## Directive:
Starting at the line that contains "Enumerate this screenshot's", quote every line through the end of the entries, word for word, skipping the pictures.

## Supplied records:
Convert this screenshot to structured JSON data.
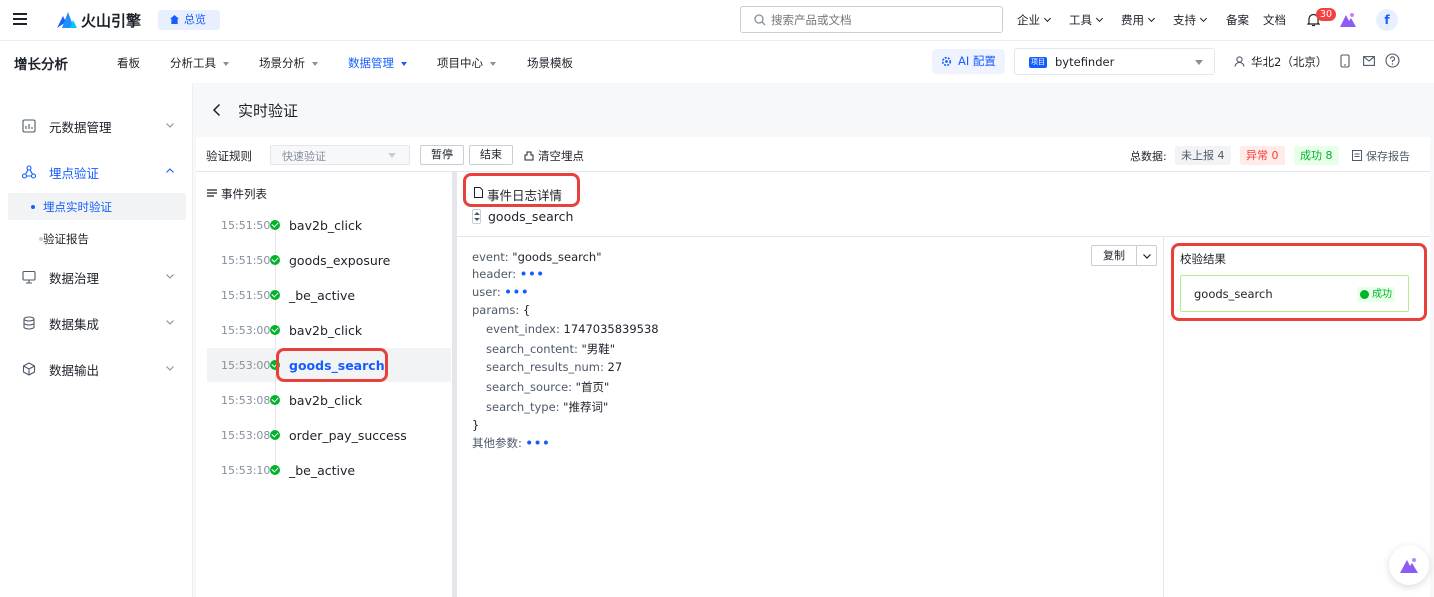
{
  "topbar": {
    "brand": "火山引擎",
    "overview_label": "总览",
    "search_placeholder": "搜索产品或文档",
    "menus": [
      "企业",
      "工具",
      "费用",
      "支持"
    ],
    "links": [
      "备案",
      "文档"
    ],
    "notification_count": "30",
    "avatar_letter": "f"
  },
  "appbar": {
    "title": "增长分析",
    "tabs": [
      {
        "label": "看板"
      },
      {
        "label": "分析工具"
      },
      {
        "label": "场景分析"
      },
      {
        "label": "数据管理"
      },
      {
        "label": "项目中心"
      },
      {
        "label": "场景模板"
      }
    ],
    "ai_label": "AI 配置",
    "project_tag": "项目",
    "project_name": "bytefinder",
    "region": "华北2（北京）",
    "colors": {
      "accent": "#165dff",
      "active_tab": "#165dff"
    }
  },
  "sidebar": {
    "items": [
      {
        "label": "元数据管理"
      },
      {
        "label": "埋点验证"
      },
      {
        "label": "数据治理"
      },
      {
        "label": "数据集成"
      },
      {
        "label": "数据输出"
      }
    ],
    "subitems": [
      {
        "label": "埋点实时验证"
      },
      {
        "label": "验证报告"
      }
    ]
  },
  "page": {
    "title": "实时验证",
    "rule_label": "验证规则",
    "rule_value": "快速验证",
    "pause_label": "暂停",
    "end_label": "结束",
    "clear_label": "清空埋点",
    "total_label": "总数据:",
    "stats": {
      "not_reported": "未上报 4",
      "abnormal": "异常 0",
      "success": "成功 8"
    },
    "save_report_label": "保存报告"
  },
  "event_list": {
    "title": "事件列表",
    "events": [
      {
        "time": "15:51:50",
        "name": "bav2b_click"
      },
      {
        "time": "15:51:50",
        "name": "goods_exposure"
      },
      {
        "time": "15:51:50",
        "name": "_be_active"
      },
      {
        "time": "15:53:00",
        "name": "bav2b_click"
      },
      {
        "time": "15:53:00",
        "name": "goods_search"
      },
      {
        "time": "15:53:08",
        "name": "bav2b_click"
      },
      {
        "time": "15:53:08",
        "name": "order_pay_success"
      },
      {
        "time": "15:53:10",
        "name": "_be_active"
      }
    ]
  },
  "detail": {
    "title": "事件日志详情",
    "event_name": "goods_search",
    "copy_label": "复制",
    "code": {
      "event_key": "event:",
      "event_val": "\"goods_search\"",
      "header_key": "header:",
      "user_key": "user:",
      "params_key": "params:",
      "open_brace": "{",
      "close_brace": "}",
      "dots": "•••",
      "other_key": "其他参数:",
      "params": [
        {
          "k": "event_index:",
          "v": "1747035839538"
        },
        {
          "k": "search_content:",
          "v": "\"男鞋\""
        },
        {
          "k": "search_results_num:",
          "v": "27"
        },
        {
          "k": "search_source:",
          "v": "\"首页\""
        },
        {
          "k": "search_type:",
          "v": "\"推荐词\""
        }
      ]
    }
  },
  "result": {
    "title": "校验结果",
    "event_name": "goods_search",
    "status": "成功"
  }
}
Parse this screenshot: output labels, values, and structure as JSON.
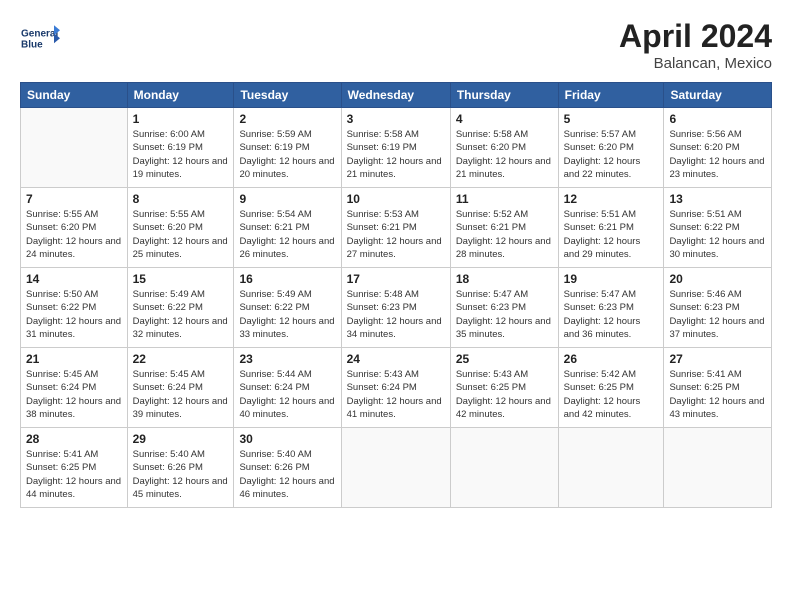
{
  "header": {
    "logo_line1": "General",
    "logo_line2": "Blue",
    "month_title": "April 2024",
    "location": "Balancan, Mexico"
  },
  "days_of_week": [
    "Sunday",
    "Monday",
    "Tuesday",
    "Wednesday",
    "Thursday",
    "Friday",
    "Saturday"
  ],
  "weeks": [
    [
      {
        "day": "",
        "sunrise": "",
        "sunset": "",
        "daylight": ""
      },
      {
        "day": "1",
        "sunrise": "Sunrise: 6:00 AM",
        "sunset": "Sunset: 6:19 PM",
        "daylight": "Daylight: 12 hours and 19 minutes."
      },
      {
        "day": "2",
        "sunrise": "Sunrise: 5:59 AM",
        "sunset": "Sunset: 6:19 PM",
        "daylight": "Daylight: 12 hours and 20 minutes."
      },
      {
        "day": "3",
        "sunrise": "Sunrise: 5:58 AM",
        "sunset": "Sunset: 6:19 PM",
        "daylight": "Daylight: 12 hours and 21 minutes."
      },
      {
        "day": "4",
        "sunrise": "Sunrise: 5:58 AM",
        "sunset": "Sunset: 6:20 PM",
        "daylight": "Daylight: 12 hours and 21 minutes."
      },
      {
        "day": "5",
        "sunrise": "Sunrise: 5:57 AM",
        "sunset": "Sunset: 6:20 PM",
        "daylight": "Daylight: 12 hours and 22 minutes."
      },
      {
        "day": "6",
        "sunrise": "Sunrise: 5:56 AM",
        "sunset": "Sunset: 6:20 PM",
        "daylight": "Daylight: 12 hours and 23 minutes."
      }
    ],
    [
      {
        "day": "7",
        "sunrise": "Sunrise: 5:55 AM",
        "sunset": "Sunset: 6:20 PM",
        "daylight": "Daylight: 12 hours and 24 minutes."
      },
      {
        "day": "8",
        "sunrise": "Sunrise: 5:55 AM",
        "sunset": "Sunset: 6:20 PM",
        "daylight": "Daylight: 12 hours and 25 minutes."
      },
      {
        "day": "9",
        "sunrise": "Sunrise: 5:54 AM",
        "sunset": "Sunset: 6:21 PM",
        "daylight": "Daylight: 12 hours and 26 minutes."
      },
      {
        "day": "10",
        "sunrise": "Sunrise: 5:53 AM",
        "sunset": "Sunset: 6:21 PM",
        "daylight": "Daylight: 12 hours and 27 minutes."
      },
      {
        "day": "11",
        "sunrise": "Sunrise: 5:52 AM",
        "sunset": "Sunset: 6:21 PM",
        "daylight": "Daylight: 12 hours and 28 minutes."
      },
      {
        "day": "12",
        "sunrise": "Sunrise: 5:51 AM",
        "sunset": "Sunset: 6:21 PM",
        "daylight": "Daylight: 12 hours and 29 minutes."
      },
      {
        "day": "13",
        "sunrise": "Sunrise: 5:51 AM",
        "sunset": "Sunset: 6:22 PM",
        "daylight": "Daylight: 12 hours and 30 minutes."
      }
    ],
    [
      {
        "day": "14",
        "sunrise": "Sunrise: 5:50 AM",
        "sunset": "Sunset: 6:22 PM",
        "daylight": "Daylight: 12 hours and 31 minutes."
      },
      {
        "day": "15",
        "sunrise": "Sunrise: 5:49 AM",
        "sunset": "Sunset: 6:22 PM",
        "daylight": "Daylight: 12 hours and 32 minutes."
      },
      {
        "day": "16",
        "sunrise": "Sunrise: 5:49 AM",
        "sunset": "Sunset: 6:22 PM",
        "daylight": "Daylight: 12 hours and 33 minutes."
      },
      {
        "day": "17",
        "sunrise": "Sunrise: 5:48 AM",
        "sunset": "Sunset: 6:23 PM",
        "daylight": "Daylight: 12 hours and 34 minutes."
      },
      {
        "day": "18",
        "sunrise": "Sunrise: 5:47 AM",
        "sunset": "Sunset: 6:23 PM",
        "daylight": "Daylight: 12 hours and 35 minutes."
      },
      {
        "day": "19",
        "sunrise": "Sunrise: 5:47 AM",
        "sunset": "Sunset: 6:23 PM",
        "daylight": "Daylight: 12 hours and 36 minutes."
      },
      {
        "day": "20",
        "sunrise": "Sunrise: 5:46 AM",
        "sunset": "Sunset: 6:23 PM",
        "daylight": "Daylight: 12 hours and 37 minutes."
      }
    ],
    [
      {
        "day": "21",
        "sunrise": "Sunrise: 5:45 AM",
        "sunset": "Sunset: 6:24 PM",
        "daylight": "Daylight: 12 hours and 38 minutes."
      },
      {
        "day": "22",
        "sunrise": "Sunrise: 5:45 AM",
        "sunset": "Sunset: 6:24 PM",
        "daylight": "Daylight: 12 hours and 39 minutes."
      },
      {
        "day": "23",
        "sunrise": "Sunrise: 5:44 AM",
        "sunset": "Sunset: 6:24 PM",
        "daylight": "Daylight: 12 hours and 40 minutes."
      },
      {
        "day": "24",
        "sunrise": "Sunrise: 5:43 AM",
        "sunset": "Sunset: 6:24 PM",
        "daylight": "Daylight: 12 hours and 41 minutes."
      },
      {
        "day": "25",
        "sunrise": "Sunrise: 5:43 AM",
        "sunset": "Sunset: 6:25 PM",
        "daylight": "Daylight: 12 hours and 42 minutes."
      },
      {
        "day": "26",
        "sunrise": "Sunrise: 5:42 AM",
        "sunset": "Sunset: 6:25 PM",
        "daylight": "Daylight: 12 hours and 42 minutes."
      },
      {
        "day": "27",
        "sunrise": "Sunrise: 5:41 AM",
        "sunset": "Sunset: 6:25 PM",
        "daylight": "Daylight: 12 hours and 43 minutes."
      }
    ],
    [
      {
        "day": "28",
        "sunrise": "Sunrise: 5:41 AM",
        "sunset": "Sunset: 6:25 PM",
        "daylight": "Daylight: 12 hours and 44 minutes."
      },
      {
        "day": "29",
        "sunrise": "Sunrise: 5:40 AM",
        "sunset": "Sunset: 6:26 PM",
        "daylight": "Daylight: 12 hours and 45 minutes."
      },
      {
        "day": "30",
        "sunrise": "Sunrise: 5:40 AM",
        "sunset": "Sunset: 6:26 PM",
        "daylight": "Daylight: 12 hours and 46 minutes."
      },
      {
        "day": "",
        "sunrise": "",
        "sunset": "",
        "daylight": ""
      },
      {
        "day": "",
        "sunrise": "",
        "sunset": "",
        "daylight": ""
      },
      {
        "day": "",
        "sunrise": "",
        "sunset": "",
        "daylight": ""
      },
      {
        "day": "",
        "sunrise": "",
        "sunset": "",
        "daylight": ""
      }
    ]
  ]
}
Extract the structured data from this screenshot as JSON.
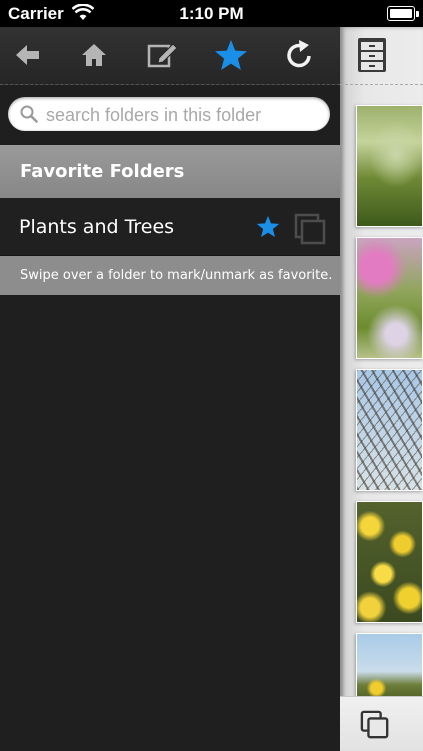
{
  "status_bar": {
    "carrier": "Carrier",
    "time": "1:10 PM"
  },
  "toolbar": {
    "icons": [
      "back-arrow-icon",
      "home-icon",
      "edit-icon",
      "star-icon",
      "refresh-icon"
    ],
    "active_color": "#1a8fe8"
  },
  "search": {
    "placeholder": "search folders in this folder",
    "value": ""
  },
  "section": {
    "title": "Favorite Folders"
  },
  "folders": [
    {
      "name": "Plants and Trees",
      "favorite": true
    }
  ],
  "hint": {
    "text": "Swipe over a folder to mark/unmark as favorite."
  },
  "strip": {
    "top_icon": "file-cabinet-icon",
    "bottom_icon": "copy-icon",
    "thumbnails": [
      "grass-photo",
      "pink-flower-photo",
      "tree-branches-photo",
      "yellow-daisies-photo",
      "sky-flowers-photo"
    ]
  }
}
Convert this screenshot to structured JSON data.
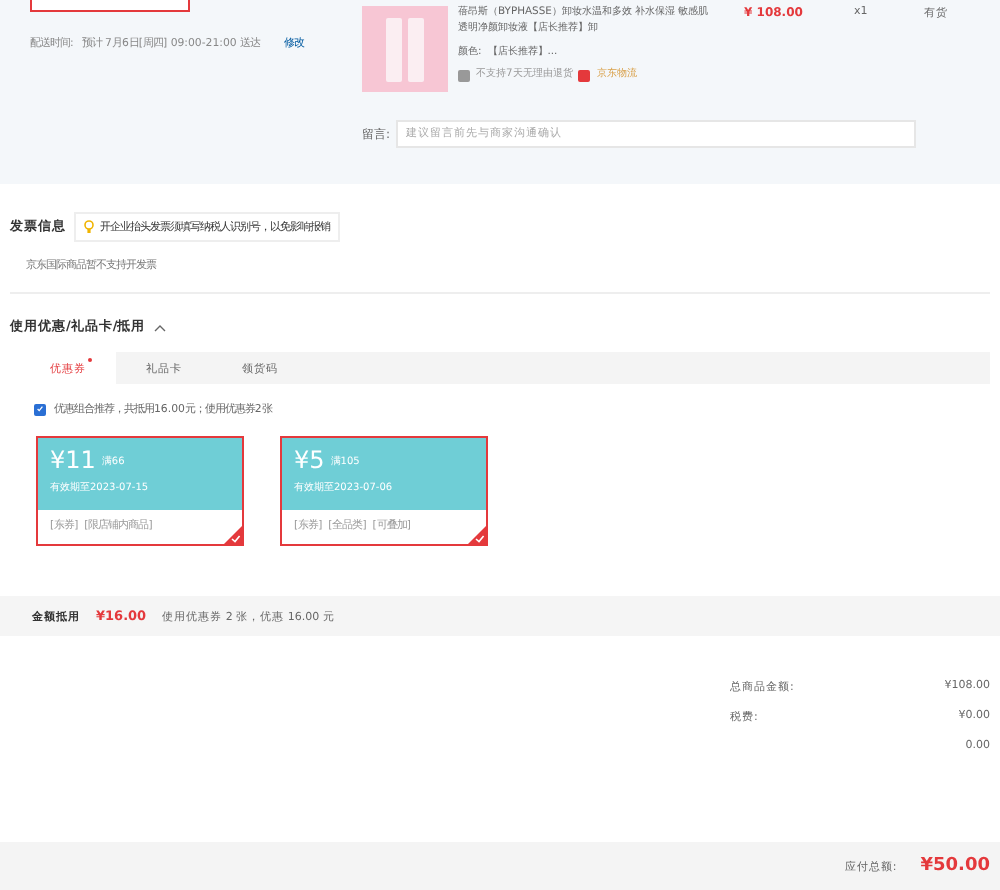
{
  "delivery": {
    "label": "配送时间:",
    "value": "预计 7月6日[周四] 09:00-21:00 送达",
    "action": "修改"
  },
  "product": {
    "title": "蓓昂斯（BYPHASSE）卸妆水温和多效 补水保湿 敏感肌透明净颜卸妆液【店长推荐】卸",
    "price": "¥ 108.00",
    "quantity": "x1",
    "stock": "有货",
    "variant_label": "颜色:",
    "variant_value": "【店长推荐】...",
    "return_policy": "不支持7天无理由退货",
    "logistics": "京东物流"
  },
  "message": {
    "label": "留言:",
    "placeholder": "建议留言前先与商家沟通确认"
  },
  "invoice": {
    "title": "发票信息",
    "tip": "开企业抬头发票须填写纳税人识别号，以免影响报销",
    "note": "京东国际商品暂不支持开发票"
  },
  "discounts": {
    "title": "使用优惠/礼品卡/抵用",
    "expanded": true,
    "tabs": [
      {
        "label": "优惠券",
        "selected": true,
        "dot": true
      },
      {
        "label": "礼品卡",
        "selected": false,
        "dot": false
      },
      {
        "label": "领货码",
        "selected": false,
        "dot": false
      }
    ],
    "combo": {
      "checked": true,
      "text": "优惠组合推荐，共抵用16.00元；使用优惠券2张"
    },
    "coupons": [
      {
        "amount": "¥11",
        "condition": "满66",
        "validity": "有效期至2023-07-15",
        "tags": [
          "[东券]",
          "[限店铺内商品]"
        ],
        "selected": true
      },
      {
        "amount": "¥5",
        "condition": "满105",
        "validity": "有效期至2023-07-06",
        "tags": [
          "[东券]",
          "[全品类]",
          "[可叠加]"
        ],
        "selected": true
      }
    ],
    "summary": {
      "label": "金额抵用",
      "amount": "¥16.00",
      "text": "使用优惠券 2 张，优惠 16.00 元"
    }
  },
  "totals": [
    {
      "label": "总商品金额:",
      "value": "¥108.00"
    },
    {
      "label": "税费:",
      "value": "¥0.00"
    },
    {
      "value": "0.00"
    }
  ],
  "payable": {
    "label": "应付总额:",
    "value": "¥50.00"
  }
}
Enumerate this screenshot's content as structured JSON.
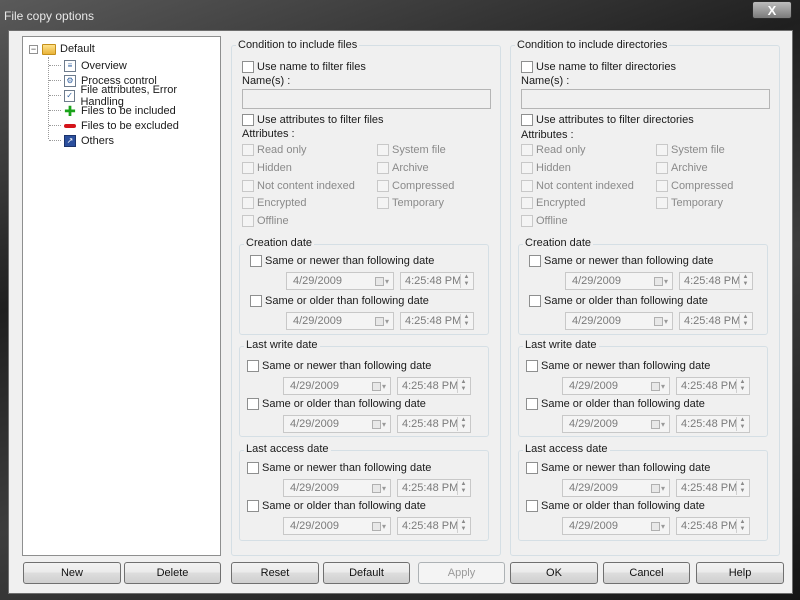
{
  "window": {
    "title": "File copy options",
    "close_glyph": "X"
  },
  "tree": {
    "root": {
      "label": "Default",
      "expander": "−",
      "icon": "folder-icon"
    },
    "items": [
      {
        "label": "Overview",
        "icon": "document-icon"
      },
      {
        "label": "Process control",
        "icon": "process-icon"
      },
      {
        "label": "File attributes, Error Handling",
        "icon": "check-icon"
      },
      {
        "label": "Files to be included",
        "icon": "plus-icon"
      },
      {
        "label": "Files to be excluded",
        "icon": "minus-icon"
      },
      {
        "label": "Others",
        "icon": "others-icon"
      }
    ]
  },
  "files_panel": {
    "title": "Condition to include files",
    "use_name": "Use name to filter files",
    "names_label": "Name(s) :",
    "names_value": "",
    "use_attributes": "Use attributes to filter files",
    "attributes_label": "Attributes :",
    "attrs_left": [
      "Read only",
      "Hidden",
      "Not content indexed",
      "Encrypted",
      "Offline"
    ],
    "attrs_right": [
      "System file",
      "Archive",
      "Compressed",
      "Temporary"
    ]
  },
  "dirs_panel": {
    "title": "Condition to include directories",
    "use_name": "Use name to filter directories",
    "names_label": "Name(s) :",
    "names_value": "",
    "use_attributes": "Use attributes to filter directories",
    "attributes_label": "Attributes :",
    "attrs_left": [
      "Read only",
      "Hidden",
      "Not content indexed",
      "Encrypted",
      "Offline"
    ],
    "attrs_right": [
      "System file",
      "Archive",
      "Compressed",
      "Temporary"
    ]
  },
  "date_groups": {
    "creation": "Creation date",
    "last_write": "Last write date",
    "last_access": "Last access date",
    "newer": "Same or newer than following date",
    "older": "Same or older than following date",
    "date_value": "4/29/2009",
    "time_value": "4:25:48 PM"
  },
  "buttons": {
    "new": "New",
    "delete": "Delete",
    "reset": "Reset",
    "default": "Default",
    "apply": "Apply",
    "ok": "OK",
    "cancel": "Cancel",
    "help": "Help"
  }
}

## Response to the exercise:
Enumerate this screenshot's content as structured JSON.
{
  "window": {
    "title": "File copy options",
    "close_glyph": "X"
  },
  "tree": {
    "root": {
      "label": "Default",
      "expander": "−",
      "icon": "folder-icon"
    },
    "items": [
      {
        "label": "Overview",
        "icon": "document-icon"
      },
      {
        "label": "Process control",
        "icon": "process-icon"
      },
      {
        "label": "File attributes, Error Handling",
        "icon": "check-icon"
      },
      {
        "label": "Files to be included",
        "icon": "plus-icon"
      },
      {
        "label": "Files to be excluded",
        "icon": "minus-icon"
      },
      {
        "label": "Others",
        "icon": "others-icon"
      }
    ]
  },
  "files_panel": {
    "title": "Condition to include files",
    "use_name": "Use name to filter files",
    "names_label": "Name(s) :",
    "names_value": "",
    "use_attributes": "Use attributes to filter files",
    "attributes_label": "Attributes :",
    "attrs_left": [
      "Read only",
      "Hidden",
      "Not content indexed",
      "Encrypted",
      "Offline"
    ],
    "attrs_right": [
      "System file",
      "Archive",
      "Compressed",
      "Temporary"
    ]
  },
  "dirs_panel": {
    "title": "Condition to include directories",
    "use_name": "Use name to filter directories",
    "names_label": "Name(s) :",
    "names_value": "",
    "use_attributes": "Use attributes to filter directories",
    "attributes_label": "Attributes :",
    "attrs_left": [
      "Read only",
      "Hidden",
      "Not content indexed",
      "Encrypted",
      "Offline"
    ],
    "attrs_right": [
      "System file",
      "Archive",
      "Compressed",
      "Temporary"
    ]
  },
  "date_groups": {
    "creation": "Creation date",
    "last_write": "Last write date",
    "last_access": "Last access date",
    "newer": "Same or newer than following date",
    "older": "Same or older than following date",
    "date_value": "4/29/2009",
    "time_value": "4:25:48 PM"
  },
  "buttons": {
    "new": "New",
    "delete": "Delete",
    "reset": "Reset",
    "default": "Default",
    "apply": "Apply",
    "ok": "OK",
    "cancel": "Cancel",
    "help": "Help"
  }
}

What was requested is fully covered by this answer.